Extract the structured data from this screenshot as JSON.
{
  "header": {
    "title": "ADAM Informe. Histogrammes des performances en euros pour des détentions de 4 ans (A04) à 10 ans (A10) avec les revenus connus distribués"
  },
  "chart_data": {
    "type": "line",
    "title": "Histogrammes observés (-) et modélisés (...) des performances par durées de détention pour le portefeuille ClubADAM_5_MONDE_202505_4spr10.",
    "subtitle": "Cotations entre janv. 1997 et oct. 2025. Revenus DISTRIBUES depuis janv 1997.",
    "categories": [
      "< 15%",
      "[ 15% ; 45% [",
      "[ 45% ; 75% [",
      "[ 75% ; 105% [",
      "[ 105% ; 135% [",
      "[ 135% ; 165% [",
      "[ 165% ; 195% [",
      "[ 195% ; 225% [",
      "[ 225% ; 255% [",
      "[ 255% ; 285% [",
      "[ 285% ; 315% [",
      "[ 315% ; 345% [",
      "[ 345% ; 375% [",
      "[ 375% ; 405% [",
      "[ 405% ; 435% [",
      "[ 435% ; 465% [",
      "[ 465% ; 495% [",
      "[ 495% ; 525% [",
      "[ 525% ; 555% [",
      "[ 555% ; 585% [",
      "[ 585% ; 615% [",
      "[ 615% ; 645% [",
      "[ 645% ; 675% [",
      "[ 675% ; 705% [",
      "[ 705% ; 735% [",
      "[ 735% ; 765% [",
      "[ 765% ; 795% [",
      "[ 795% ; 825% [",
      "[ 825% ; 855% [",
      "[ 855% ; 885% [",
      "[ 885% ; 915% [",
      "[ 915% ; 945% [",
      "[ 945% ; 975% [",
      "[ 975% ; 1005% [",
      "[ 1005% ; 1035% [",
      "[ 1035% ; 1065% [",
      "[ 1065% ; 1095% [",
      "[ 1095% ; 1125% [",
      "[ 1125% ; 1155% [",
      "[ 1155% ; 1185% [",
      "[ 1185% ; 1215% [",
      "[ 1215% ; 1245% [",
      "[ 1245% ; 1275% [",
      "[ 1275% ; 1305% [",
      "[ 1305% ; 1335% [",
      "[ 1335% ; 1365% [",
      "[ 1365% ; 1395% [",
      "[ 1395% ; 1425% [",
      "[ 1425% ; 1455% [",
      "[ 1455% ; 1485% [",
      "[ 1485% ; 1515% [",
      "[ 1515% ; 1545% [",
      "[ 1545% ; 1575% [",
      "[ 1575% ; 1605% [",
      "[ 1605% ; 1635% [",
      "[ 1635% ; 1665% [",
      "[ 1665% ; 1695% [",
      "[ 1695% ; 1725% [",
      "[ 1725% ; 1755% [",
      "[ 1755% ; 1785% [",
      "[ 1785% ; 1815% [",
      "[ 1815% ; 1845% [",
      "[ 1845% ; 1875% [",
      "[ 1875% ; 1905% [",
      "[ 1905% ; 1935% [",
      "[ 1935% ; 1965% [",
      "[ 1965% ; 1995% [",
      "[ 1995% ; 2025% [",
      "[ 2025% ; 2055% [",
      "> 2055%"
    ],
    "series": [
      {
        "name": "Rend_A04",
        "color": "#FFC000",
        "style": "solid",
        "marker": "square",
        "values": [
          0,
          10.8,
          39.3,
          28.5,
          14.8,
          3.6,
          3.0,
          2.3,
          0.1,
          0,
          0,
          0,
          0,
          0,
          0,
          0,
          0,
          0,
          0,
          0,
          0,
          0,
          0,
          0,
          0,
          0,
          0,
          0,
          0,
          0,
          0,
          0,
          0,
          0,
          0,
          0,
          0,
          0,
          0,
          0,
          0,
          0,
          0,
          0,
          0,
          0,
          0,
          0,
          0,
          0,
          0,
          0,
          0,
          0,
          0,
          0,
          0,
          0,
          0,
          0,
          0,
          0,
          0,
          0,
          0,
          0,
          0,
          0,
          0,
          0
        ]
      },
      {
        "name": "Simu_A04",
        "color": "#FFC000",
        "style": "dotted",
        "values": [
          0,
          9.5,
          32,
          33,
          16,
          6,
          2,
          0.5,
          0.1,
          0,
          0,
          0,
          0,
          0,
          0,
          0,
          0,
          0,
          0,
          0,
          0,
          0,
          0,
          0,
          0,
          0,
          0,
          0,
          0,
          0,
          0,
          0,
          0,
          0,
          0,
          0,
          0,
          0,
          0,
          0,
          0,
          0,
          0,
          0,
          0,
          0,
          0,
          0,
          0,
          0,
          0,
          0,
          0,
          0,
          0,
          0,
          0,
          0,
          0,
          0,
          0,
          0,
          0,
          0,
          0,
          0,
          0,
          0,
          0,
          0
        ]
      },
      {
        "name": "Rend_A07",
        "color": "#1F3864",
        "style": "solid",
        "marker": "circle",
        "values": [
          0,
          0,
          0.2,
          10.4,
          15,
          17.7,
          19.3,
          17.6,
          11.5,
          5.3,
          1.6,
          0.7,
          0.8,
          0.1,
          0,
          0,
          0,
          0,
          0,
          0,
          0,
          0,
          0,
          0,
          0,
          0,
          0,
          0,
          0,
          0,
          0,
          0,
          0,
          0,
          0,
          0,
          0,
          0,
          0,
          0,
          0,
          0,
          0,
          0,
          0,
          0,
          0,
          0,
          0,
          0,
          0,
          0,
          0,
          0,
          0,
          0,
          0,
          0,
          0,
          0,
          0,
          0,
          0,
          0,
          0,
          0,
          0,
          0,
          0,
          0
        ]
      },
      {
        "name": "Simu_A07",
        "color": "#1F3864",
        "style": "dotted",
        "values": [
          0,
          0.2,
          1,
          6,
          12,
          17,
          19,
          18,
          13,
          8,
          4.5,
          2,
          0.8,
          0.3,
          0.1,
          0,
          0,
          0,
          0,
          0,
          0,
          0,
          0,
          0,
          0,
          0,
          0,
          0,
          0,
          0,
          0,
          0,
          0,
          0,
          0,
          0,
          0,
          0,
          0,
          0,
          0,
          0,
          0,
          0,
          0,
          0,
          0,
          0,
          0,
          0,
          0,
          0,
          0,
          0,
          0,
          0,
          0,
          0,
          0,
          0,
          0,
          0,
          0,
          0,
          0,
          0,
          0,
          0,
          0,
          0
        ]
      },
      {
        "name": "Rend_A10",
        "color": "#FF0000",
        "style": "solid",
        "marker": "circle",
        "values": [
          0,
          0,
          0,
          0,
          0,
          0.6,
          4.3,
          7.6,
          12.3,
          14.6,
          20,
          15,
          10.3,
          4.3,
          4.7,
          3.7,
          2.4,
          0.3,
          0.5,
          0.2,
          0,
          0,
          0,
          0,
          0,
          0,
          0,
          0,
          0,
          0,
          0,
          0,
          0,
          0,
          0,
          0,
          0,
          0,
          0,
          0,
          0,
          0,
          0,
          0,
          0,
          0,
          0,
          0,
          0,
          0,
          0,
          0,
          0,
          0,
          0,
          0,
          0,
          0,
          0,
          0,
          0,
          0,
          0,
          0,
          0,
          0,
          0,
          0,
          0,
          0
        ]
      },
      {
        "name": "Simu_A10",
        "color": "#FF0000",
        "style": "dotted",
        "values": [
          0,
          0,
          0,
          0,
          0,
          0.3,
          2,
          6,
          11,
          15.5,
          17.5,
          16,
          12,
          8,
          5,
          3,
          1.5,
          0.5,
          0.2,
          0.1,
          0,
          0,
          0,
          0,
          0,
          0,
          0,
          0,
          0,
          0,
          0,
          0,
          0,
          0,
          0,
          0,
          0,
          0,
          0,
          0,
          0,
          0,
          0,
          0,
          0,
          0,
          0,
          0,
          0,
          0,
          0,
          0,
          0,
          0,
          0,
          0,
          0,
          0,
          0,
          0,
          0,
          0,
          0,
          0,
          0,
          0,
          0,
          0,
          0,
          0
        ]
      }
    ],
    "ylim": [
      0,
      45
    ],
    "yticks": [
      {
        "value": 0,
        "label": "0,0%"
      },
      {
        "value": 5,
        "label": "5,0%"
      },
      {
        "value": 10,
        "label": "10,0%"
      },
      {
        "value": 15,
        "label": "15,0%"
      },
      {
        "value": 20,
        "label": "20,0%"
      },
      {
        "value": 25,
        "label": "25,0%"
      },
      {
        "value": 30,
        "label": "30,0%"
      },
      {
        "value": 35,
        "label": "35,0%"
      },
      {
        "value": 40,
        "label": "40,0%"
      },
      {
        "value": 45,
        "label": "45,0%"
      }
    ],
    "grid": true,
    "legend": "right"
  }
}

--

* REQUEST: Check every line of the listing for the string "label" and report how many lines have it, as a number alone.

* ANSWER TO THIS EXERCISE: 10